═══ Supplied entries ═══

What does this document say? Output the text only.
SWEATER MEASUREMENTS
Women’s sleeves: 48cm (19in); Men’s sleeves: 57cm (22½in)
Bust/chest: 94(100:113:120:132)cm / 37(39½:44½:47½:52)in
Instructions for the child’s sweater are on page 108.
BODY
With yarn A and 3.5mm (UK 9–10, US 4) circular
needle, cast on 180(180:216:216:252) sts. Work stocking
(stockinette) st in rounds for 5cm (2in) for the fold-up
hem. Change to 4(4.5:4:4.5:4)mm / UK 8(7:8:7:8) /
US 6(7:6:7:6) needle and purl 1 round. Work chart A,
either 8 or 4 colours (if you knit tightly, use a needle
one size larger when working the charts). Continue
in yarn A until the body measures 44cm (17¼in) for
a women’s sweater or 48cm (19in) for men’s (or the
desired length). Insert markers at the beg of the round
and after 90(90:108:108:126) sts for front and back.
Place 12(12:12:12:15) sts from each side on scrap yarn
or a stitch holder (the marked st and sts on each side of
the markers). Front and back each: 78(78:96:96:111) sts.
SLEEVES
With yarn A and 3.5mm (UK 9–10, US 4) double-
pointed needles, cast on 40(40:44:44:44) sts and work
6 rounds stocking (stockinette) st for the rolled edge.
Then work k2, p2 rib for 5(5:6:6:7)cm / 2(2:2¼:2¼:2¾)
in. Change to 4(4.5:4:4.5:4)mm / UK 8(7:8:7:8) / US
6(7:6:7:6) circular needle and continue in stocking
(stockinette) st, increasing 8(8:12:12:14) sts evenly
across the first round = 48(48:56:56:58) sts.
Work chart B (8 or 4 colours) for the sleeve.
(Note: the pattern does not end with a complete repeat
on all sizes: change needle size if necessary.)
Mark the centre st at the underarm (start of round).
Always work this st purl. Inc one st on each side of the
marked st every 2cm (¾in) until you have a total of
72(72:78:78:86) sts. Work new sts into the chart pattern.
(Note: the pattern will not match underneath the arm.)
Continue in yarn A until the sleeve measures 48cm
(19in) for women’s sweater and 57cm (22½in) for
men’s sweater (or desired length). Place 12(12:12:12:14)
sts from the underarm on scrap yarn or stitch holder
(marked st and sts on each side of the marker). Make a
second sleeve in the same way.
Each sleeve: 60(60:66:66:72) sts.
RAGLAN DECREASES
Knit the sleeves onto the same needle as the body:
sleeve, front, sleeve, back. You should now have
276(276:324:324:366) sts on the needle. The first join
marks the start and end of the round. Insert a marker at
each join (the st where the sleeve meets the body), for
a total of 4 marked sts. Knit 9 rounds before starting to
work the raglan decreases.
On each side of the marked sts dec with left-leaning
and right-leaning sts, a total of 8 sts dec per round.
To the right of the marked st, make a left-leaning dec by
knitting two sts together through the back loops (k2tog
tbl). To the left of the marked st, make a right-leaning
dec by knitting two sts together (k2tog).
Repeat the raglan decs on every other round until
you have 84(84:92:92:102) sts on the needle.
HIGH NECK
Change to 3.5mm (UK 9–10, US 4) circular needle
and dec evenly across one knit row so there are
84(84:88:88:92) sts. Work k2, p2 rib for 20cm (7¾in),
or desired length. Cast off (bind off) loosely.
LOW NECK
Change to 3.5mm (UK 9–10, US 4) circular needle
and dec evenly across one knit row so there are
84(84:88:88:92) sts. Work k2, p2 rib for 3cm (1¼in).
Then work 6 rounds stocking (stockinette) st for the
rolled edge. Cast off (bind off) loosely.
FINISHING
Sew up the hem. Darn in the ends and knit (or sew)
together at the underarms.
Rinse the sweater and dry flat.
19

═══

- [Task details]: Output all of the data again, exactly.

- [Response to this exercise]:
What does this document say? Output the text only.
SWEATER MEASUREMENTS
Women’s sleeves: 48cm (19in); Men’s sleeves: 57cm (22½in)
Bust/chest: 94(100:113:120:132)cm / 37(39½:44½:47½:52)in
Instructions for the child’s sweater are on page 108.
BODY
With yarn A and 3.5mm (UK 9–10, US 4) circular
needle, cast on 180(180:216:216:252) sts. Work stocking
(stockinette) st in rounds for 5cm (2in) for the fold-up
hem. Change to 4(4.5:4:4.5:4)mm / UK 8(7:8:7:8) /
US 6(7:6:7:6) needle and purl 1 round. Work chart A,
either 8 or 4 colours (if you knit tightly, use a needle
one size larger when working the charts). Continue
in yarn A until the body measures 44cm (17¼in) for
a women’s sweater or 48cm (19in) for men’s (or the
desired length). Insert markers at the beg of the round
and after 90(90:108:108:126) sts for front and back.
Place 12(12:12:12:15) sts from each side on scrap yarn
or a stitch holder (the marked st and sts on each side of
the markers). Front and back each: 78(78:96:96:111) sts.
SLEEVES
With yarn A and 3.5mm (UK 9–10, US 4) double-
pointed needles, cast on 40(40:44:44:44) sts and work
6 rounds stocking (stockinette) st for the rolled edge.
Then work k2, p2 rib for 5(5:6:6:7)cm / 2(2:2¼:2¼:2¾)
in. Change to 4(4.5:4:4.5:4)mm / UK 8(7:8:7:8) / US
6(7:6:7:6) circular needle and continue in stocking
(stockinette) st, increasing 8(8:12:12:14) sts evenly
across the first round = 48(48:56:56:58) sts.
Work chart B (8 or 4 colours) for the sleeve.
(Note: the pattern does not end with a complete repeat
on all sizes: change needle size if necessary.)
Mark the centre st at the underarm (start of round).
Always work this st purl. Inc one st on each side of the
marked st every 2cm (¾in) until you have a total of
72(72:78:78:86) sts. Work new sts into the chart pattern.
(Note: the pattern will not match underneath the arm.)
Continue in yarn A until the sleeve measures 48cm
(19in) for women’s sweater and 57cm (22½in) for
men’s sweater (or desired length). Place 12(12:12:12:14)
sts from the underarm on scrap yarn or stitch holder
(marked st and sts on each side of the marker). Make a
second sleeve in the same way.
Each sleeve: 60(60:66:66:72) sts.
RAGLAN DECREASES
Knit the sleeves onto the same needle as the body:
sleeve, front, sleeve, back. You should now have
276(276:324:324:366) sts on the needle. The first join
marks the start and end of the round. Insert a marker at
each join (the st where the sleeve meets the body), for
a total of 4 marked sts. Knit 9 rounds before starting to
work the raglan decreases.
On each side of the marked sts dec with left-leaning
and right-leaning sts, a total of 8 sts dec per round.
To the right of the marked st, make a left-leaning dec by
knitting two sts together through the back loops (k2tog
tbl). To the left of the marked st, make a right-leaning
dec by knitting two sts together (k2tog).
Repeat the raglan decs on every other round until
you have 84(84:92:92:102) sts on the needle.
HIGH NECK
Change to 3.5mm (UK 9–10, US 4) circular needle
and dec evenly across one knit row so there are
84(84:88:88:92) sts. Work k2, p2 rib for 20cm (7¾in),
or desired length. Cast off (bind off) loosely.
LOW NECK
Change to 3.5mm (UK 9–10, US 4) circular needle
and dec evenly across one knit row so there are
84(84:88:88:92) sts. Work k2, p2 rib for 3cm (1¼in).
Then work 6 rounds stocking (stockinette) st for the
rolled edge. Cast off (bind off) loosely.
FINISHING
Sew up the hem. Darn in the ends and knit (or sew)
together at the underarms.
Rinse the sweater and dry flat.
19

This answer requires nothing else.